**WRITTEN EXERCISE:**
Report, word for word, every line of the material that contains "JSON".

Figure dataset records
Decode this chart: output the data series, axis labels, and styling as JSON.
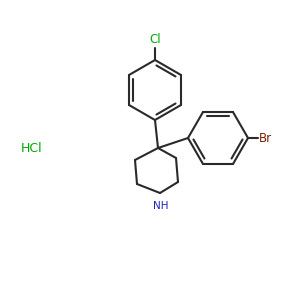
{
  "bg_color": "#ffffff",
  "bond_color": "#2a2a2a",
  "bond_width": 1.5,
  "Cl_color": "#00aa00",
  "Br_color": "#7a2000",
  "NH_color": "#2222bb",
  "HCl_color": "#00aa00",
  "HCl_text": "HCl",
  "Cl_text": "Cl",
  "Br_text": "Br",
  "NH_text": "NH"
}
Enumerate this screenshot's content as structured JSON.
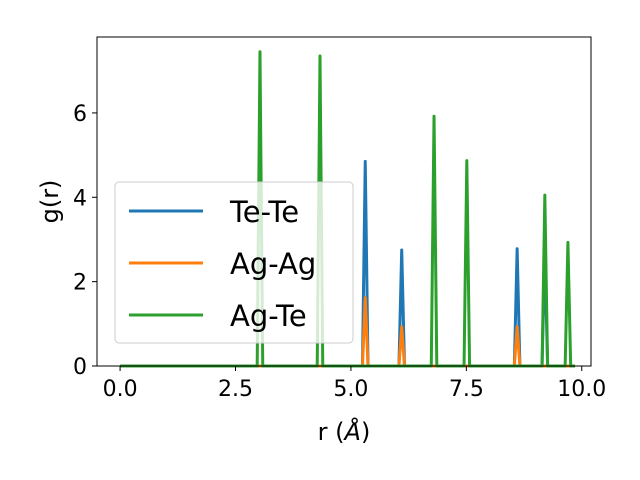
{
  "chart_data": {
    "type": "line",
    "title": "",
    "xlabel": "r (",
    "xlabel_unit": "Å",
    "xlabel_close": ")",
    "ylabel": "g(r)",
    "xlim": [
      -0.5,
      10.2
    ],
    "ylim": [
      0,
      7.8
    ],
    "xticks": [
      0.0,
      2.5,
      5.0,
      7.5,
      10.0
    ],
    "xtick_labels": [
      "0.0",
      "2.5",
      "5.0",
      "7.5",
      "10.0"
    ],
    "yticks": [
      0,
      2,
      4,
      6
    ],
    "ytick_labels": [
      "0",
      "2",
      "4",
      "6"
    ],
    "grid": false,
    "legend_position": "center-left",
    "line_extent": [
      0.0,
      9.85
    ],
    "series": [
      {
        "name": "Te-Te",
        "color": "#1f77b4",
        "peaks": [
          [
            5.31,
            4.85
          ],
          [
            6.1,
            2.75
          ],
          [
            8.6,
            2.78
          ],
          [
            9.2,
            2.75
          ]
        ]
      },
      {
        "name": "Ag-Ag",
        "color": "#ff7f0e",
        "peaks": [
          [
            5.31,
            1.62
          ],
          [
            6.1,
            0.93
          ],
          [
            8.6,
            0.93
          ]
        ]
      },
      {
        "name": "Ag-Te",
        "color": "#2ca02c",
        "peaks": [
          [
            3.03,
            7.45
          ],
          [
            4.33,
            7.35
          ],
          [
            6.8,
            5.92
          ],
          [
            7.51,
            4.87
          ],
          [
            9.2,
            4.05
          ],
          [
            9.7,
            2.93
          ]
        ]
      }
    ]
  }
}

**WORKED ANSWER:**
Decode this chart: output the data series, axis labels, and styling as JSON.
Enumerate this screenshot's content as structured JSON.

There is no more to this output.